Directions for this task: Drop the images; return everything else in the listing below exactly.

Data listing:

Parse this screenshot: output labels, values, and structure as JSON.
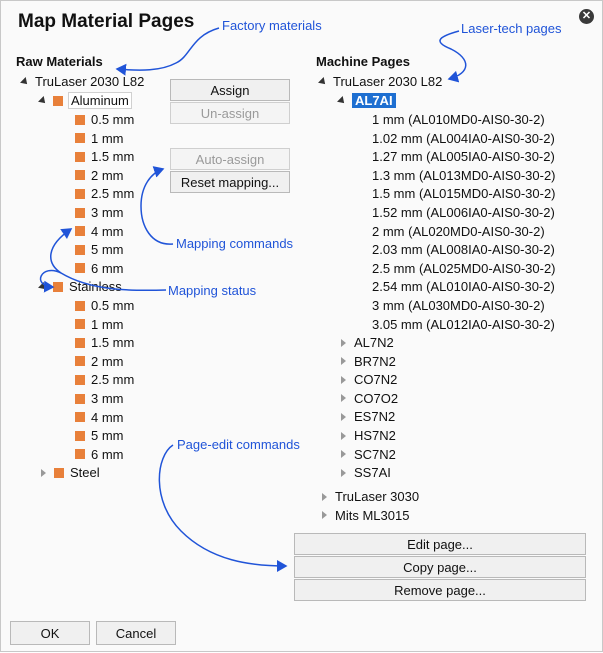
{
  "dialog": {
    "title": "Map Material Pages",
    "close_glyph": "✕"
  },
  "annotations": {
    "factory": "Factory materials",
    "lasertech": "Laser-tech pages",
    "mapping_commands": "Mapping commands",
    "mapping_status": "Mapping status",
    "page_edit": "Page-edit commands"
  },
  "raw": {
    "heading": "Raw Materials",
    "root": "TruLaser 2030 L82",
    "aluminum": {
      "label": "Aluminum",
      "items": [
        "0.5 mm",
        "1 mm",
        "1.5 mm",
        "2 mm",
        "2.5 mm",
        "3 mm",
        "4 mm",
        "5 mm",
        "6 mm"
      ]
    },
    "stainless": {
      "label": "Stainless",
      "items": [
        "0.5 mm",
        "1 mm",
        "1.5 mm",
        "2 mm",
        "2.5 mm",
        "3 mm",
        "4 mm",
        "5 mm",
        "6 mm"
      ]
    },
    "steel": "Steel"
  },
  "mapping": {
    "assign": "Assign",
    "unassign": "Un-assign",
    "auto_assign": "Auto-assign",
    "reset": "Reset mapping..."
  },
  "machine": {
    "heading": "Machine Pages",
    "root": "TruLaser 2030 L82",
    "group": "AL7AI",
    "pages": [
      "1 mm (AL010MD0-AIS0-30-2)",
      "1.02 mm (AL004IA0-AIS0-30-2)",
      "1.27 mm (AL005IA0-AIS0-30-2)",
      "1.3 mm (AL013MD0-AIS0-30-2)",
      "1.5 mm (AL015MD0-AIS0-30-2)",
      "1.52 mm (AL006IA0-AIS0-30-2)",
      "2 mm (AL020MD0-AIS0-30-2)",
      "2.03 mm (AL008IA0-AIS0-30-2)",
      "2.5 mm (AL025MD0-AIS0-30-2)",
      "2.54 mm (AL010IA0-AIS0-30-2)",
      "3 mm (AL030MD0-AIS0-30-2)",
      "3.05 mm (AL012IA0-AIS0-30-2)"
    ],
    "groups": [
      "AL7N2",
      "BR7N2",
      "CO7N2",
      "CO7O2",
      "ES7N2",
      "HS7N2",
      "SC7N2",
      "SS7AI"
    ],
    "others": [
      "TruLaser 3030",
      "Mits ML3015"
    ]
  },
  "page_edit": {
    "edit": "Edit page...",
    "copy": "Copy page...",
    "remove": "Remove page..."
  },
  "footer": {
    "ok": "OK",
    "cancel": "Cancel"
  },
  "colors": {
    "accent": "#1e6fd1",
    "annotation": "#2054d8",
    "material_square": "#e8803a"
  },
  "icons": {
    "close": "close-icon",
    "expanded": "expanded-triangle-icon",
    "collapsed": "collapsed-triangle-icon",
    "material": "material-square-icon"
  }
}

Task solution:
Parse this screenshot: output labels, values, and structure as JSON.
{
  "dialog": {
    "title": "Map Material Pages",
    "close_glyph": "✕"
  },
  "annotations": {
    "factory": "Factory materials",
    "lasertech": "Laser-tech pages",
    "mapping_commands": "Mapping commands",
    "mapping_status": "Mapping status",
    "page_edit": "Page-edit commands"
  },
  "raw": {
    "heading": "Raw Materials",
    "root": "TruLaser 2030 L82",
    "aluminum": {
      "label": "Aluminum",
      "items": [
        "0.5 mm",
        "1 mm",
        "1.5 mm",
        "2 mm",
        "2.5 mm",
        "3 mm",
        "4 mm",
        "5 mm",
        "6 mm"
      ]
    },
    "stainless": {
      "label": "Stainless",
      "items": [
        "0.5 mm",
        "1 mm",
        "1.5 mm",
        "2 mm",
        "2.5 mm",
        "3 mm",
        "4 mm",
        "5 mm",
        "6 mm"
      ]
    },
    "steel": "Steel"
  },
  "mapping": {
    "assign": "Assign",
    "unassign": "Un-assign",
    "auto_assign": "Auto-assign",
    "reset": "Reset mapping..."
  },
  "machine": {
    "heading": "Machine Pages",
    "root": "TruLaser 2030 L82",
    "group": "AL7AI",
    "pages": [
      "1 mm (AL010MD0-AIS0-30-2)",
      "1.02 mm (AL004IA0-AIS0-30-2)",
      "1.27 mm (AL005IA0-AIS0-30-2)",
      "1.3 mm (AL013MD0-AIS0-30-2)",
      "1.5 mm (AL015MD0-AIS0-30-2)",
      "1.52 mm (AL006IA0-AIS0-30-2)",
      "2 mm (AL020MD0-AIS0-30-2)",
      "2.03 mm (AL008IA0-AIS0-30-2)",
      "2.5 mm (AL025MD0-AIS0-30-2)",
      "2.54 mm (AL010IA0-AIS0-30-2)",
      "3 mm (AL030MD0-AIS0-30-2)",
      "3.05 mm (AL012IA0-AIS0-30-2)"
    ],
    "groups": [
      "AL7N2",
      "BR7N2",
      "CO7N2",
      "CO7O2",
      "ES7N2",
      "HS7N2",
      "SC7N2",
      "SS7AI"
    ],
    "others": [
      "TruLaser 3030",
      "Mits ML3015"
    ]
  },
  "page_edit": {
    "edit": "Edit page...",
    "copy": "Copy page...",
    "remove": "Remove page..."
  },
  "footer": {
    "ok": "OK",
    "cancel": "Cancel"
  },
  "colors": {
    "accent": "#1e6fd1",
    "annotation": "#2054d8",
    "material_square": "#e8803a"
  },
  "icons": {
    "close": "close-icon",
    "expanded": "expanded-triangle-icon",
    "collapsed": "collapsed-triangle-icon",
    "material": "material-square-icon"
  }
}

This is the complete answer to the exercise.